• [ROWS]
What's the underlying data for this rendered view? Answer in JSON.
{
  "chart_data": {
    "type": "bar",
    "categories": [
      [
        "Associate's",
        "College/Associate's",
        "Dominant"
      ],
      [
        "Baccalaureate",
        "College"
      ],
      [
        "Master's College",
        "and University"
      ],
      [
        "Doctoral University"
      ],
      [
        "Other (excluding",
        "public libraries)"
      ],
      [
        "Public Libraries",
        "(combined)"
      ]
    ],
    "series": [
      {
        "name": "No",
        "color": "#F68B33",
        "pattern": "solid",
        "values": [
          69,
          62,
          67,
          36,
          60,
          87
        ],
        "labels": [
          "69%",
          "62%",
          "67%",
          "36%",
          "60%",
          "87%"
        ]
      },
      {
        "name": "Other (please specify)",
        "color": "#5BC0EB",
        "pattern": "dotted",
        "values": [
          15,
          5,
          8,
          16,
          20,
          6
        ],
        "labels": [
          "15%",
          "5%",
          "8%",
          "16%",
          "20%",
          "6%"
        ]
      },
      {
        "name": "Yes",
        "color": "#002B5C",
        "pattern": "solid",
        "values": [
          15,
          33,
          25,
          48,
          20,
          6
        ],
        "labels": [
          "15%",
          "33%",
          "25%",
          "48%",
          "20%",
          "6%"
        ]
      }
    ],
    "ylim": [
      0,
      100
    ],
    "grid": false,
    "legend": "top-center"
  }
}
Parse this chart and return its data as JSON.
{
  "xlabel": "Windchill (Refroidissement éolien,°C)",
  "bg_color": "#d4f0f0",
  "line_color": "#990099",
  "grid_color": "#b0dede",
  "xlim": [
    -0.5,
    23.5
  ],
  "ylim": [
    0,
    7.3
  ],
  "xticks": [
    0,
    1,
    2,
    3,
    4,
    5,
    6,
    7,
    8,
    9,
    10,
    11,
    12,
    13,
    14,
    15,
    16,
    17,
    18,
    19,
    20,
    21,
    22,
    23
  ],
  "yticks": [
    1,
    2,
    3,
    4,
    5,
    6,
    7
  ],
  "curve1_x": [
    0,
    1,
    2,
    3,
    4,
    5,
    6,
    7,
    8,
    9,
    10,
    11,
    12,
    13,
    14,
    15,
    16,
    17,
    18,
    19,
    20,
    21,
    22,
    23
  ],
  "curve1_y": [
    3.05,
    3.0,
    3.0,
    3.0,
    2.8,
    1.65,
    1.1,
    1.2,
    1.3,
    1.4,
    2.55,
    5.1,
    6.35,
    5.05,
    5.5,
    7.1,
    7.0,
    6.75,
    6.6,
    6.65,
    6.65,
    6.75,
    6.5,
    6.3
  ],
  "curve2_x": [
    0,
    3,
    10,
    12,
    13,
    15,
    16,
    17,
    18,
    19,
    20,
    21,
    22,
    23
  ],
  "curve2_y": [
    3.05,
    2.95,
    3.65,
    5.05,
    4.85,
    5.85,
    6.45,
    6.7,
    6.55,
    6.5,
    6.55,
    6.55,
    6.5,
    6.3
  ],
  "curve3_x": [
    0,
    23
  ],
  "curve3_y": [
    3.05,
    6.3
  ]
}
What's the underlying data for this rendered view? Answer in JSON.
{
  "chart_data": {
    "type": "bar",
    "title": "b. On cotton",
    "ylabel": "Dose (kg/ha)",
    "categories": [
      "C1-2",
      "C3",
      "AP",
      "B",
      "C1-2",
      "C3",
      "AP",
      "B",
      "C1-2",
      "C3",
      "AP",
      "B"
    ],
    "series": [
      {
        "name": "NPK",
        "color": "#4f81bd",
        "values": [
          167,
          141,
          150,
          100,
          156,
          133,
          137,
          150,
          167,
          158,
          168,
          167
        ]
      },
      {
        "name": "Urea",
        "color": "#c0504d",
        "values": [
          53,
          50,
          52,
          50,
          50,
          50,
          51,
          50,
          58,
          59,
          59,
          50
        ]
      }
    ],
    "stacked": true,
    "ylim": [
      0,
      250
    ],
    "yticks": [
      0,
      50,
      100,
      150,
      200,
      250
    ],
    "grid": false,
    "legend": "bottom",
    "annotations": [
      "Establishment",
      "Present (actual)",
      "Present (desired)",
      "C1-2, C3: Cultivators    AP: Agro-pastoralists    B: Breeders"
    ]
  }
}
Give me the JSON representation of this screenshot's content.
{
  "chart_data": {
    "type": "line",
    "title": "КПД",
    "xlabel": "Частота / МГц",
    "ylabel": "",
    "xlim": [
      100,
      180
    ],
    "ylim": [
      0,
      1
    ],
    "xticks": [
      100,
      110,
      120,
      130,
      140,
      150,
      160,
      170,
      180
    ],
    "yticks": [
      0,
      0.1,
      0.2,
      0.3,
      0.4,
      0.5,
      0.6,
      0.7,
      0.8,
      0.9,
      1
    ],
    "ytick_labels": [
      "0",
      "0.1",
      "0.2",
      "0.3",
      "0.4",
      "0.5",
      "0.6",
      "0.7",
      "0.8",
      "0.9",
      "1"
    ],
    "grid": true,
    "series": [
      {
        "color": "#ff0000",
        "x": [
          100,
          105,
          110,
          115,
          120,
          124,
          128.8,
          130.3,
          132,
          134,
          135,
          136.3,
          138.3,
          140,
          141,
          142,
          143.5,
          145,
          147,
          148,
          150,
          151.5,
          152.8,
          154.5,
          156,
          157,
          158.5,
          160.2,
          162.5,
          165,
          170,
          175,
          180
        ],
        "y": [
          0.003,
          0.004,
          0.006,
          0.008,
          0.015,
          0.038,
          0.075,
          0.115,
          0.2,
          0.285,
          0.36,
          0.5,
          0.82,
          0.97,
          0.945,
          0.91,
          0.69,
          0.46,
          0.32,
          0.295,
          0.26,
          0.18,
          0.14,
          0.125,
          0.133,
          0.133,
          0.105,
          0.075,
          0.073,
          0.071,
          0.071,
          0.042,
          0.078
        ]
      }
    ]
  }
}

• [WHAT YOU ARE ASKED TO DO] Reproduce the records in full, exactly as written.

• [FINAL RESULT]
What's the underlying data for this rendered view? Answer in JSON.
{
  "chart_data": {
    "type": "bar",
    "categories": [
      [
        "Associate's",
        "College/Associate's",
        "Dominant"
      ],
      [
        "Baccalaureate",
        "College"
      ],
      [
        "Master's College",
        "and University"
      ],
      [
        "Doctoral University"
      ],
      [
        "Other (excluding",
        "public libraries)"
      ],
      [
        "Public Libraries",
        "(combined)"
      ]
    ],
    "series": [
      {
        "name": "No",
        "color": "#F68B33",
        "pattern": "solid",
        "values": [
          69,
          62,
          67,
          36,
          60,
          87
        ],
        "labels": [
          "69%",
          "62%",
          "67%",
          "36%",
          "60%",
          "87%"
        ]
      },
      {
        "name": "Other (please specify)",
        "color": "#5BC0EB",
        "pattern": "dotted",
        "values": [
          15,
          5,
          8,
          16,
          20,
          6
        ],
        "labels": [
          "15%",
          "5%",
          "8%",
          "16%",
          "20%",
          "6%"
        ]
      },
      {
        "name": "Yes",
        "color": "#002B5C",
        "pattern": "solid",
        "values": [
          15,
          33,
          25,
          48,
          20,
          6
        ],
        "labels": [
          "15%",
          "33%",
          "25%",
          "48%",
          "20%",
          "6%"
        ]
      }
    ],
    "ylim": [
      0,
      100
    ],
    "grid": false,
    "legend": "top-center"
  }
}
Parse this chart and return its data as JSON.
{
  "xlabel": "Windchill (Refroidissement éolien,°C)",
  "bg_color": "#d4f0f0",
  "line_color": "#990099",
  "grid_color": "#b0dede",
  "xlim": [
    -0.5,
    23.5
  ],
  "ylim": [
    0,
    7.3
  ],
  "xticks": [
    0,
    1,
    2,
    3,
    4,
    5,
    6,
    7,
    8,
    9,
    10,
    11,
    12,
    13,
    14,
    15,
    16,
    17,
    18,
    19,
    20,
    21,
    22,
    23
  ],
  "yticks": [
    1,
    2,
    3,
    4,
    5,
    6,
    7
  ],
  "curve1_x": [
    0,
    1,
    2,
    3,
    4,
    5,
    6,
    7,
    8,
    9,
    10,
    11,
    12,
    13,
    14,
    15,
    16,
    17,
    18,
    19,
    20,
    21,
    22,
    23
  ],
  "curve1_y": [
    3.05,
    3.0,
    3.0,
    3.0,
    2.8,
    1.65,
    1.1,
    1.2,
    1.3,
    1.4,
    2.55,
    5.1,
    6.35,
    5.05,
    5.5,
    7.1,
    7.0,
    6.75,
    6.6,
    6.65,
    6.65,
    6.75,
    6.5,
    6.3
  ],
  "curve2_x": [
    0,
    3,
    10,
    12,
    13,
    15,
    16,
    17,
    18,
    19,
    20,
    21,
    22,
    23
  ],
  "curve2_y": [
    3.05,
    2.95,
    3.65,
    5.05,
    4.85,
    5.85,
    6.45,
    6.7,
    6.55,
    6.5,
    6.55,
    6.55,
    6.5,
    6.3
  ],
  "curve3_x": [
    0,
    23
  ],
  "curve3_y": [
    3.05,
    6.3
  ]
}
What's the underlying data for this rendered view? Answer in JSON.
{
  "chart_data": {
    "type": "bar",
    "title": "b. On cotton",
    "ylabel": "Dose (kg/ha)",
    "categories": [
      "C1-2",
      "C3",
      "AP",
      "B",
      "C1-2",
      "C3",
      "AP",
      "B",
      "C1-2",
      "C3",
      "AP",
      "B"
    ],
    "series": [
      {
        "name": "NPK",
        "color": "#4f81bd",
        "values": [
          167,
          141,
          150,
          100,
          156,
          133,
          137,
          150,
          167,
          158,
          168,
          167
        ]
      },
      {
        "name": "Urea",
        "color": "#c0504d",
        "values": [
          53,
          50,
          52,
          50,
          50,
          50,
          51,
          50,
          58,
          59,
          59,
          50
        ]
      }
    ],
    "stacked": true,
    "ylim": [
      0,
      250
    ],
    "yticks": [
      0,
      50,
      100,
      150,
      200,
      250
    ],
    "grid": false,
    "legend": "bottom",
    "annotations": [
      "Establishment",
      "Present (actual)",
      "Present (desired)",
      "C1-2, C3: Cultivators    AP: Agro-pastoralists    B: Breeders"
    ]
  }
}
Give me the JSON representation of this screenshot's content.
{
  "chart_data": {
    "type": "line",
    "title": "КПД",
    "xlabel": "Частота / МГц",
    "ylabel": "",
    "xlim": [
      100,
      180
    ],
    "ylim": [
      0,
      1
    ],
    "xticks": [
      100,
      110,
      120,
      130,
      140,
      150,
      160,
      170,
      180
    ],
    "yticks": [
      0,
      0.1,
      0.2,
      0.3,
      0.4,
      0.5,
      0.6,
      0.7,
      0.8,
      0.9,
      1
    ],
    "ytick_labels": [
      "0",
      "0.1",
      "0.2",
      "0.3",
      "0.4",
      "0.5",
      "0.6",
      "0.7",
      "0.8",
      "0.9",
      "1"
    ],
    "grid": true,
    "series": [
      {
        "color": "#ff0000",
        "x": [
          100,
          105,
          110,
          115,
          120,
          124,
          128.8,
          130.3,
          132,
          134,
          135,
          136.3,
          138.3,
          140,
          141,
          142,
          143.5,
          145,
          147,
          148,
          150,
          151.5,
          152.8,
          154.5,
          156,
          157,
          158.5,
          160.2,
          162.5,
          165,
          170,
          175,
          180
        ],
        "y": [
          0.003,
          0.004,
          0.006,
          0.008,
          0.015,
          0.038,
          0.075,
          0.115,
          0.2,
          0.285,
          0.36,
          0.5,
          0.82,
          0.97,
          0.945,
          0.91,
          0.69,
          0.46,
          0.32,
          0.295,
          0.26,
          0.18,
          0.14,
          0.125,
          0.133,
          0.133,
          0.105,
          0.075,
          0.073,
          0.071,
          0.071,
          0.042,
          0.078
        ]
      }
    ]
  }
}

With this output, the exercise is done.